Sort through the data and copy the lines holding the word "view".

Start

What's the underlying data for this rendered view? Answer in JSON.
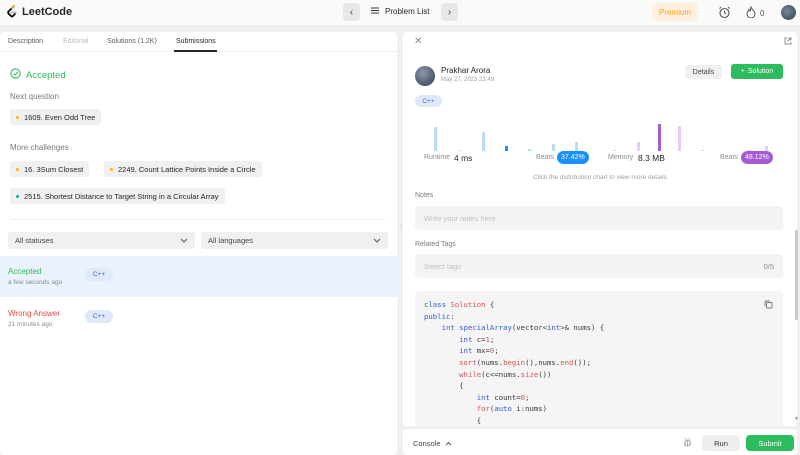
{
  "app": {
    "brand": "LeetCode"
  },
  "topnav": {
    "problem_list": "Problem List",
    "premium": "Premium",
    "streak": "0"
  },
  "left": {
    "tabs": [
      {
        "label": "Description"
      },
      {
        "label": "Editorial"
      },
      {
        "label": "Solutions (1.2K)"
      },
      {
        "label": "Submissions"
      }
    ],
    "status_heading": "Accepted",
    "next_question_label": "Next question",
    "next_question": {
      "label": "1609. Even Odd Tree",
      "dot_color": "#ffb800"
    },
    "more_challenges_label": "More challenges",
    "challenges": [
      {
        "label": "16. 3Sum Closest",
        "dot_color": "#ffb800"
      },
      {
        "label": "2249. Count Lattice Points Inside a Circle",
        "dot_color": "#ffb800"
      },
      {
        "label": "2515. Shortest Distance to Target String in a Circular Array",
        "dot_color": "#00af9b"
      }
    ],
    "filters": {
      "status": "All statuses",
      "language": "All languages"
    },
    "submissions": [
      {
        "status": "Accepted",
        "time": "a few seconds ago",
        "lang": "C++",
        "color": "#2cbb5d"
      },
      {
        "status": "Wrong Answer",
        "time": "21 minutes ago",
        "lang": "C++",
        "color": "#ef4743"
      }
    ]
  },
  "right": {
    "user": {
      "name": "Prakhar Arora",
      "date": "May 27, 2023 23:49"
    },
    "details_label": "Details",
    "solution_label": "Solution",
    "lang": "C++",
    "runtime": {
      "label": "Runtime",
      "value": "4 ms",
      "beats_label": "Beats",
      "beats": "37.42%"
    },
    "memory": {
      "label": "Memory",
      "value": "8.3 MB",
      "beats_label": "Beats",
      "beats": "48.12%"
    },
    "chart_hint": "Click the distribution chart to view more details",
    "notes_label": "Notes",
    "notes_placeholder": "Write your notes here",
    "tags_label": "Related Tags",
    "tags_placeholder": "Select tags",
    "tags_count": "0/5",
    "code": [
      "class Solution {",
      "public:",
      "    int specialArray(vector<int>& nums) {",
      "        int c=1;",
      "        int mx=0;",
      "        sort(nums.begin(),nums.end());",
      "        while(c<=nums.size())",
      "        {",
      "            int count=0;",
      "            for(auto i:nums)",
      "            {"
    ]
  },
  "bottom": {
    "console": "Console",
    "run": "Run",
    "submit": "Submit"
  },
  "colors": {
    "accent_green": "#2cbb5d",
    "runtime_blue": "#1a90ff",
    "memory_purple": "#a55bd6"
  }
}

End

Correct response:
What's the underlying data for this rendered view? Answer in JSON.
    "chart_hint": "Click the distribution chart to view more details",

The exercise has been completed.